**What you have to do:** Write the records out once more, exactly as they are given.

**Information provided:**
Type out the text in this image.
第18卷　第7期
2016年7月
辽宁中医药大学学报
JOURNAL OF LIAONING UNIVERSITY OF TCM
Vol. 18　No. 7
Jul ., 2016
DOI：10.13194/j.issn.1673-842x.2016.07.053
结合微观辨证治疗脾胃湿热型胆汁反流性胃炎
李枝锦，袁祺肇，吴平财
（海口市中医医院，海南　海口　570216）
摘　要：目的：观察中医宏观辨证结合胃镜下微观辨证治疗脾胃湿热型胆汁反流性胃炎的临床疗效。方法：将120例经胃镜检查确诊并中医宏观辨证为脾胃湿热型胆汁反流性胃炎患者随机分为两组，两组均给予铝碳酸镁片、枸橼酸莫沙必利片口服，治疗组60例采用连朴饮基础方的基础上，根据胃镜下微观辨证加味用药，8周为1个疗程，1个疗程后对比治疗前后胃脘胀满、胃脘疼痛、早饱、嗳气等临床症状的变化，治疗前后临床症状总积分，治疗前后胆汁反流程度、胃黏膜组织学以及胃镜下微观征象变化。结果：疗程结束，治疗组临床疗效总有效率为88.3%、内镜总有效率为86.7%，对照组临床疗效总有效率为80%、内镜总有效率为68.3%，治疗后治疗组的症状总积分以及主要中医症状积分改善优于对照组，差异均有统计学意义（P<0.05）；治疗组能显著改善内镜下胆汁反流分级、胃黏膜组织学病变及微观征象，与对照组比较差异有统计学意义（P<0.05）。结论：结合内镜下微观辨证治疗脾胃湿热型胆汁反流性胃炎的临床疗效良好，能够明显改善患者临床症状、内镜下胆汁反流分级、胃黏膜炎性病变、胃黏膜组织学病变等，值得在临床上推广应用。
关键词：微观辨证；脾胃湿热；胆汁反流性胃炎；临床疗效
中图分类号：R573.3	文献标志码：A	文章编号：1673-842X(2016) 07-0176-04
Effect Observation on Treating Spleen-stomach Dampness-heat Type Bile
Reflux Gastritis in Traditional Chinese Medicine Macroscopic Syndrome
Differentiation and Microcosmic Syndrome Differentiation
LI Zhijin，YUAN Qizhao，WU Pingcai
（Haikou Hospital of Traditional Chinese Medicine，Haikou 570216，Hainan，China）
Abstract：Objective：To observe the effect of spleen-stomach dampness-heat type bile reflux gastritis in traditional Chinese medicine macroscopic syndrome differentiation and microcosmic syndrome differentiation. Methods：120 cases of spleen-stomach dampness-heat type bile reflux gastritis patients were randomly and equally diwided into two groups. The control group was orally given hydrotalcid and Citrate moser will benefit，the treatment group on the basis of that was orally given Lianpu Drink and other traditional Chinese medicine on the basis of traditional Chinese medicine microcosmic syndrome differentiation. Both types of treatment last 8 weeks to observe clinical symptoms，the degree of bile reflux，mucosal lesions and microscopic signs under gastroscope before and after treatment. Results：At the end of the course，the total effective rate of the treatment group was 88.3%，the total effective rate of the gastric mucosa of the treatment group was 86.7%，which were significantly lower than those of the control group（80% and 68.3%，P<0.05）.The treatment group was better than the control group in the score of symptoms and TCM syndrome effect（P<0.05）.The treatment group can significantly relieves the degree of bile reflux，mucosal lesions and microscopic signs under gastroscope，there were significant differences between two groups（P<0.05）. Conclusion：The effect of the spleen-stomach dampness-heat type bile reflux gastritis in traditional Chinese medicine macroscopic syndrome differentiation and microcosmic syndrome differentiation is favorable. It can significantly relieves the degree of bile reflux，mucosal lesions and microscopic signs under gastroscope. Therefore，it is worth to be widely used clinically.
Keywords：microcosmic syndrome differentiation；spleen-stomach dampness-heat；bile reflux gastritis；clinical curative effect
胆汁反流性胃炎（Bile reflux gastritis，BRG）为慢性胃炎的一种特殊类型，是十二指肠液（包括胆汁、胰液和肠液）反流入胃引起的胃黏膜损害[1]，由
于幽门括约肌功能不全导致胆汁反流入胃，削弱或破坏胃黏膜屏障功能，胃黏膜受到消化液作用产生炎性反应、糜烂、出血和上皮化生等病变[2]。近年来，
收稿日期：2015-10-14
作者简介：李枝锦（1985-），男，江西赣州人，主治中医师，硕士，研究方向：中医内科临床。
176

**Exercise solution:**
Type out the text in this image.
第18卷　第7期
2016年7月
辽宁中医药大学学报
JOURNAL OF LIAONING UNIVERSITY OF TCM
Vol. 18　No. 7
Jul ., 2016
DOI：10.13194/j.issn.1673-842x.2016.07.053
结合微观辨证治疗脾胃湿热型胆汁反流性胃炎
李枝锦，袁祺肇，吴平财
（海口市中医医院，海南　海口　570216）
摘　要：目的：观察中医宏观辨证结合胃镜下微观辨证治疗脾胃湿热型胆汁反流性胃炎的临床疗效。方法：将120例经胃镜检查确诊并中医宏观辨证为脾胃湿热型胆汁反流性胃炎患者随机分为两组，两组均给予铝碳酸镁片、枸橼酸莫沙必利片口服，治疗组60例采用连朴饮基础方的基础上，根据胃镜下微观辨证加味用药，8周为1个疗程，1个疗程后对比治疗前后胃脘胀满、胃脘疼痛、早饱、嗳气等临床症状的变化，治疗前后临床症状总积分，治疗前后胆汁反流程度、胃黏膜组织学以及胃镜下微观征象变化。结果：疗程结束，治疗组临床疗效总有效率为88.3%、内镜总有效率为86.7%，对照组临床疗效总有效率为80%、内镜总有效率为68.3%，治疗后治疗组的症状总积分以及主要中医症状积分改善优于对照组，差异均有统计学意义（P<0.05）；治疗组能显著改善内镜下胆汁反流分级、胃黏膜组织学病变及微观征象，与对照组比较差异有统计学意义（P<0.05）。结论：结合内镜下微观辨证治疗脾胃湿热型胆汁反流性胃炎的临床疗效良好，能够明显改善患者临床症状、内镜下胆汁反流分级、胃黏膜炎性病变、胃黏膜组织学病变等，值得在临床上推广应用。
关键词：微观辨证；脾胃湿热；胆汁反流性胃炎；临床疗效
中图分类号：R573.3	文献标志码：A	文章编号：1673-842X(2016) 07-0176-04
Effect Observation on Treating Spleen-stomach Dampness-heat Type Bile
Reflux Gastritis in Traditional Chinese Medicine Macroscopic Syndrome
Differentiation and Microcosmic Syndrome Differentiation
LI Zhijin，YUAN Qizhao，WU Pingcai
（Haikou Hospital of Traditional Chinese Medicine，Haikou 570216，Hainan，China）
Abstract：Objective：To observe the effect of spleen-stomach dampness-heat type bile reflux gastritis in traditional Chinese medicine macroscopic syndrome differentiation and microcosmic syndrome differentiation. Methods：120 cases of spleen-stomach dampness-heat type bile reflux gastritis patients were randomly and equally diwided into two groups. The control group was orally given hydrotalcid and Citrate moser will benefit，the treatment group on the basis of that was orally given Lianpu Drink and other traditional Chinese medicine on the basis of traditional Chinese medicine microcosmic syndrome differentiation. Both types of treatment last 8 weeks to observe clinical symptoms，the degree of bile reflux，mucosal lesions and microscopic signs under gastroscope before and after treatment. Results：At the end of the course，the total effective rate of the treatment group was 88.3%，the total effective rate of the gastric mucosa of the treatment group was 86.7%，which were significantly lower than those of the control group（80% and 68.3%，P<0.05）.The treatment group was better than the control group in the score of symptoms and TCM syndrome effect（P<0.05）.The treatment group can significantly relieves the degree of bile reflux，mucosal lesions and microscopic signs under gastroscope，there were significant differences between two groups（P<0.05）. Conclusion：The effect of the spleen-stomach dampness-heat type bile reflux gastritis in traditional Chinese medicine macroscopic syndrome differentiation and microcosmic syndrome differentiation is favorable. It can significantly relieves the degree of bile reflux，mucosal lesions and microscopic signs under gastroscope. Therefore，it is worth to be widely used clinically.
Keywords：microcosmic syndrome differentiation；spleen-stomach dampness-heat；bile reflux gastritis；clinical curative effect
胆汁反流性胃炎（Bile reflux gastritis，BRG）为慢性胃炎的一种特殊类型，是十二指肠液（包括胆汁、胰液和肠液）反流入胃引起的胃黏膜损害[1]，由
于幽门括约肌功能不全导致胆汁反流入胃，削弱或破坏胃黏膜屏障功能，胃黏膜受到消化液作用产生炎性反应、糜烂、出血和上皮化生等病变[2]。近年来，
收稿日期：2015-10-14
作者简介：李枝锦（1985-），男，江西赣州人，主治中医师，硕士，研究方向：中医内科临床。
176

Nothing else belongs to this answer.